▶ _The exercise_:
Transcribe the entries without any change, beginning with the first line and continuing through the line that contains "candle-body (1016, 328, 1022, 337)".
-- start --
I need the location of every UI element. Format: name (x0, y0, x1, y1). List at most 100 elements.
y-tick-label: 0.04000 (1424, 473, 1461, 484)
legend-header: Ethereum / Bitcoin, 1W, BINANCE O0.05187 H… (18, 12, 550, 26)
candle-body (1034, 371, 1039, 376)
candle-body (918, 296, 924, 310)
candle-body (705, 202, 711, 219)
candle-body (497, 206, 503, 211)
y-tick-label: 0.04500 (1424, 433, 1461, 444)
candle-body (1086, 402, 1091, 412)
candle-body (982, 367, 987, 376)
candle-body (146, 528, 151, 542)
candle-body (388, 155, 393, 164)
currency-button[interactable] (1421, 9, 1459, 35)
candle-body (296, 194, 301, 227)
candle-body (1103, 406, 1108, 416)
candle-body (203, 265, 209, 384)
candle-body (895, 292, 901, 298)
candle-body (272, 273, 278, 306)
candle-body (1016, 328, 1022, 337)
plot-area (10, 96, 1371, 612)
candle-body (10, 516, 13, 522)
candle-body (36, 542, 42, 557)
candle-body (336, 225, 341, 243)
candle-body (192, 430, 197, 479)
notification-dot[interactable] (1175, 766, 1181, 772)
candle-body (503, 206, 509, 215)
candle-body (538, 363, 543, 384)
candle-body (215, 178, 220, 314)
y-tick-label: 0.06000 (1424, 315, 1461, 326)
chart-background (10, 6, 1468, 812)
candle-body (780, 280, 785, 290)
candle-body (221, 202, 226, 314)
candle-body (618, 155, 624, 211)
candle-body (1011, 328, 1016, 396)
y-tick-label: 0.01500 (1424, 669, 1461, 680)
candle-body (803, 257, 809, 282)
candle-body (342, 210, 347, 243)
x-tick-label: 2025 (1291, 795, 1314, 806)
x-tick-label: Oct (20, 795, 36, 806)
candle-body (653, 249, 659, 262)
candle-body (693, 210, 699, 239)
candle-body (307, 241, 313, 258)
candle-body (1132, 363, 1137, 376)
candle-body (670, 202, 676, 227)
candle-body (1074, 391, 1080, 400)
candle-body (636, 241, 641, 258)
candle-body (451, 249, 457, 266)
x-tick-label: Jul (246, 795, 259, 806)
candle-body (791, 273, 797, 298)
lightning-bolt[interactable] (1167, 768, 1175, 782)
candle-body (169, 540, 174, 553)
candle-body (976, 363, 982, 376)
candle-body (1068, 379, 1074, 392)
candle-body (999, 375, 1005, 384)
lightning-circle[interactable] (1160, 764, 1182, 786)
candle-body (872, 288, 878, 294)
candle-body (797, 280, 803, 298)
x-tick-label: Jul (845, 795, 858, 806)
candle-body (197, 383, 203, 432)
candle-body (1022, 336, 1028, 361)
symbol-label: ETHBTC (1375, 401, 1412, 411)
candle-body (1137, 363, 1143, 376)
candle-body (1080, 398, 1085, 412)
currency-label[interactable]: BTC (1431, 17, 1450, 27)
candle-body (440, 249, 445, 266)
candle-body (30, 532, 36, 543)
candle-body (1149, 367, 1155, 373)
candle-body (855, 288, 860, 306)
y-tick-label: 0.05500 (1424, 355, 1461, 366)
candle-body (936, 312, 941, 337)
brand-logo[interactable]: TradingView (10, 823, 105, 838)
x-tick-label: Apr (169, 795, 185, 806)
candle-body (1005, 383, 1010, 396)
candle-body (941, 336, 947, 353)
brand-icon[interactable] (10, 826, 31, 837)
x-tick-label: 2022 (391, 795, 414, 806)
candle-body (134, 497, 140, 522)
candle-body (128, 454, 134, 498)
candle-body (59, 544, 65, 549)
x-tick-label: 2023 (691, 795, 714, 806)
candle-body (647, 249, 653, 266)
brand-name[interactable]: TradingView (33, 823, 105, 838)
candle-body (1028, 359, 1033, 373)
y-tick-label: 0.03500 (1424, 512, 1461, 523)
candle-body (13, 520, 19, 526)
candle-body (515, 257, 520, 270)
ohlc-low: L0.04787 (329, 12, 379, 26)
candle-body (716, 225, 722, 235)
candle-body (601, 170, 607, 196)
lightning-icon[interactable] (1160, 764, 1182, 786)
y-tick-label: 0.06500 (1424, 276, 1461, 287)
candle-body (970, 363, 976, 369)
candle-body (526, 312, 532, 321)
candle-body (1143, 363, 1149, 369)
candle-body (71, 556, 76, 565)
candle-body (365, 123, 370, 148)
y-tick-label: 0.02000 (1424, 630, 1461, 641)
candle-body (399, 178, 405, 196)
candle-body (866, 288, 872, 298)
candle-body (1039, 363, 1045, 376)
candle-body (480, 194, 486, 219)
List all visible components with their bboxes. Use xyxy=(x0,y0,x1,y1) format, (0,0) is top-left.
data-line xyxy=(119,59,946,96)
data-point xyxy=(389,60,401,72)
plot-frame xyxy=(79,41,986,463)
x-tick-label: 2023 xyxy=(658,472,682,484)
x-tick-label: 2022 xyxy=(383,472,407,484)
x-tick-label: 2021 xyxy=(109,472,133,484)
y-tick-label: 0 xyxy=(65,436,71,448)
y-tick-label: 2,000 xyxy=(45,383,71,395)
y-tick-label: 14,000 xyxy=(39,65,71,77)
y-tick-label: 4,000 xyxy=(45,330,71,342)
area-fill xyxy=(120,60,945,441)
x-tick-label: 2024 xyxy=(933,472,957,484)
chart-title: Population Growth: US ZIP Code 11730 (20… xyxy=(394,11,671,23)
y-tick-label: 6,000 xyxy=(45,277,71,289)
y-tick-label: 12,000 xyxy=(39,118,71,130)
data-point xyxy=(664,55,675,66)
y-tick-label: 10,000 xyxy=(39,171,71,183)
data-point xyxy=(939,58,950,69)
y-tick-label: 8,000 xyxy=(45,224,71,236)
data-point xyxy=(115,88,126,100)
-- end --
▶ _Output below_:
I need the location of every UI element. Format: name (x0, y0, x1, y1). List at most 100 elements.
y-tick-label: 0.04000 (1424, 473, 1461, 484)
legend-header: Ethereum / Bitcoin, 1W, BINANCE O0.05187 H… (18, 12, 550, 26)
candle-body (1034, 371, 1039, 376)
candle-body (918, 296, 924, 310)
candle-body (705, 202, 711, 219)
candle-body (497, 206, 503, 211)
y-tick-label: 0.04500 (1424, 433, 1461, 444)
candle-body (1086, 402, 1091, 412)
candle-body (982, 367, 987, 376)
candle-body (146, 528, 151, 542)
candle-body (388, 155, 393, 164)
currency-button[interactable] (1421, 9, 1459, 35)
candle-body (296, 194, 301, 227)
candle-body (1103, 406, 1108, 416)
candle-body (203, 265, 209, 384)
candle-body (895, 292, 901, 298)
candle-body (272, 273, 278, 306)
candle-body (1016, 328, 1022, 337)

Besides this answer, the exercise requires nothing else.